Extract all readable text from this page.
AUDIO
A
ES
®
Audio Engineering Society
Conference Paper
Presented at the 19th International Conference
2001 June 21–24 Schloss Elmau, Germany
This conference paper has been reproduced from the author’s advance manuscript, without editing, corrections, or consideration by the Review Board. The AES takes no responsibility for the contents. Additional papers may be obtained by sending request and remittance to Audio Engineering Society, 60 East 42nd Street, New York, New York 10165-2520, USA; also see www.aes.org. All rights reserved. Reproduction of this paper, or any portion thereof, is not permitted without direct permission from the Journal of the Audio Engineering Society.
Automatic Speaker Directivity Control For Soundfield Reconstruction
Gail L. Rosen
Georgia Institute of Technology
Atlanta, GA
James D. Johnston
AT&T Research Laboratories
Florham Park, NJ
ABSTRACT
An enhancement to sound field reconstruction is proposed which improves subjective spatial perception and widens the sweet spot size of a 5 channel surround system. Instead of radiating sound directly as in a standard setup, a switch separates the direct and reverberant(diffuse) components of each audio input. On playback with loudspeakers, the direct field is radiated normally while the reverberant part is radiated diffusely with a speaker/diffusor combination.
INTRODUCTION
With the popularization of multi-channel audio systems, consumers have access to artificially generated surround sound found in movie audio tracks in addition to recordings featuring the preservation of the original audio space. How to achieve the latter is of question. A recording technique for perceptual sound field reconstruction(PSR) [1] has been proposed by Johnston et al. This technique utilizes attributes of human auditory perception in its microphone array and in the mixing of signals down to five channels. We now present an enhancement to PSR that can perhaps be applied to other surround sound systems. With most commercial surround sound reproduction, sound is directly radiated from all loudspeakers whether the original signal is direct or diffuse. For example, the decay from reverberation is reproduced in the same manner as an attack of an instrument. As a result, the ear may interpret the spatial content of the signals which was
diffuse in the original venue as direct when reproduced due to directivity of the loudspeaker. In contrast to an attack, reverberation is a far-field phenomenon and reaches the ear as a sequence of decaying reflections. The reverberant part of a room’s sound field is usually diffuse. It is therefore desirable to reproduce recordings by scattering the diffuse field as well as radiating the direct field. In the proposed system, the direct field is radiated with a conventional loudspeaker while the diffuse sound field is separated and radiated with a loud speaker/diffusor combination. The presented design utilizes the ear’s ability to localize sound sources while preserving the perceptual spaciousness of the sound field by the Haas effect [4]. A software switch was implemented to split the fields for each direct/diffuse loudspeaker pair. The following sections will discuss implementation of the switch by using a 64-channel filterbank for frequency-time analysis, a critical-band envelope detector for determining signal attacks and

The task:
All of the material must be reproduced exactly.

Expected answer:
Extract all readable text from this page.
AUDIO
A
ES
®
Audio Engineering Society
Conference Paper
Presented at the 19th International Conference
2001 June 21–24 Schloss Elmau, Germany
This conference paper has been reproduced from the author’s advance manuscript, without editing, corrections, or consideration by the Review Board. The AES takes no responsibility for the contents. Additional papers may be obtained by sending request and remittance to Audio Engineering Society, 60 East 42nd Street, New York, New York 10165-2520, USA; also see www.aes.org. All rights reserved. Reproduction of this paper, or any portion thereof, is not permitted without direct permission from the Journal of the Audio Engineering Society.
Automatic Speaker Directivity Control For Soundfield Reconstruction
Gail L. Rosen
Georgia Institute of Technology
Atlanta, GA
James D. Johnston
AT&T Research Laboratories
Florham Park, NJ
ABSTRACT
An enhancement to sound field reconstruction is proposed which improves subjective spatial perception and widens the sweet spot size of a 5 channel surround system. Instead of radiating sound directly as in a standard setup, a switch separates the direct and reverberant(diffuse) components of each audio input. On playback with loudspeakers, the direct field is radiated normally while the reverberant part is radiated diffusely with a speaker/diffusor combination.
INTRODUCTION
With the popularization of multi-channel audio systems, consumers have access to artificially generated surround sound found in movie audio tracks in addition to recordings featuring the preservation of the original audio space. How to achieve the latter is of question. A recording technique for perceptual sound field reconstruction(PSR) [1] has been proposed by Johnston et al. This technique utilizes attributes of human auditory perception in its microphone array and in the mixing of signals down to five channels. We now present an enhancement to PSR that can perhaps be applied to other surround sound systems. With most commercial surround sound reproduction, sound is directly radiated from all loudspeakers whether the original signal is direct or diffuse. For example, the decay from reverberation is reproduced in the same manner as an attack of an instrument. As a result, the ear may interpret the spatial content of the signals which was
diffuse in the original venue as direct when reproduced due to directivity of the loudspeaker. In contrast to an attack, reverberation is a far-field phenomenon and reaches the ear as a sequence of decaying reflections. The reverberant part of a room’s sound field is usually diffuse. It is therefore desirable to reproduce recordings by scattering the diffuse field as well as radiating the direct field. In the proposed system, the direct field is radiated with a conventional loudspeaker while the diffuse sound field is separated and radiated with a loud speaker/diffusor combination. The presented design utilizes the ear’s ability to localize sound sources while preserving the perceptual spaciousness of the sound field by the Haas effect [4]. A software switch was implemented to split the fields for each direct/diffuse loudspeaker pair. The following sections will discuss implementation of the switch by using a 64-channel filterbank for frequency-time analysis, a critical-band envelope detector for determining signal attacks and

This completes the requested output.